#### [Task objective]
Return every entry exactly as written.

[Data extracted from a collection]
## BEGIN
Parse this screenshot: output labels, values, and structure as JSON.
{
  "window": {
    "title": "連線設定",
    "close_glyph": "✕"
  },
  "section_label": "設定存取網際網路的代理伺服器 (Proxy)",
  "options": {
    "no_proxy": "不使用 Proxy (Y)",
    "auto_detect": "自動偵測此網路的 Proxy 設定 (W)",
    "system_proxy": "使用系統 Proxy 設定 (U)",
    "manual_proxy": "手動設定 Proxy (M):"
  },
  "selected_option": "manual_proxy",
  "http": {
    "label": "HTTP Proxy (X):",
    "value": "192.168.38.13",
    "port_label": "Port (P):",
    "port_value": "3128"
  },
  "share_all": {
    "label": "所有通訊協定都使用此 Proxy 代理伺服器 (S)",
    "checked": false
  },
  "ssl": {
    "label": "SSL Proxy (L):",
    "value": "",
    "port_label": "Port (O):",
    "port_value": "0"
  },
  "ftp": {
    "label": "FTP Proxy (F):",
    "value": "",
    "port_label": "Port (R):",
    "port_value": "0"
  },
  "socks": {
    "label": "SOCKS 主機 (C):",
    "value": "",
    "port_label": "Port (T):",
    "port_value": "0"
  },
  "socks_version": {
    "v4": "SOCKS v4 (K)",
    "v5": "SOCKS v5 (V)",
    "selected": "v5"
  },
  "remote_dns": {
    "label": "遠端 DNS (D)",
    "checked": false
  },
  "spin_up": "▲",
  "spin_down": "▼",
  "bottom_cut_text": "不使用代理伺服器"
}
## END
#### [Exercise response]
Parse this screenshot: output labels, values, and structure as JSON.
{
  "window": {
    "title": "連線設定",
    "close_glyph": "✕"
  },
  "section_label": "設定存取網際網路的代理伺服器 (Proxy)",
  "options": {
    "no_proxy": "不使用 Proxy (Y)",
    "auto_detect": "自動偵測此網路的 Proxy 設定 (W)",
    "system_proxy": "使用系統 Proxy 設定 (U)",
    "manual_proxy": "手動設定 Proxy (M):"
  },
  "selected_option": "manual_proxy",
  "http": {
    "label": "HTTP Proxy (X):",
    "value": "192.168.38.13",
    "port_label": "Port (P):",
    "port_value": "3128"
  },
  "share_all": {
    "label": "所有通訊協定都使用此 Proxy 代理伺服器 (S)",
    "checked": false
  },
  "ssl": {
    "label": "SSL Proxy (L):",
    "value": "",
    "port_label": "Port (O):",
    "port_value": "0"
  },
  "ftp": {
    "label": "FTP Proxy (F):",
    "value": "",
    "port_label": "Port (R):",
    "port_value": "0"
  },
  "socks": {
    "label": "SOCKS 主機 (C):",
    "value": "",
    "port_label": "Port (T):",
    "port_value": "0"
  },
  "socks_version": {
    "v4": "SOCKS v4 (K)",
    "v5": "SOCKS v5 (V)",
    "selected": "v5"
  },
  "remote_dns": {
    "label": "遠端 DNS (D)",
    "checked": false
  },
  "spin_up": "▲",
  "spin_down": "▼",
  "bottom_cut_text": "不使用代理伺服器"
}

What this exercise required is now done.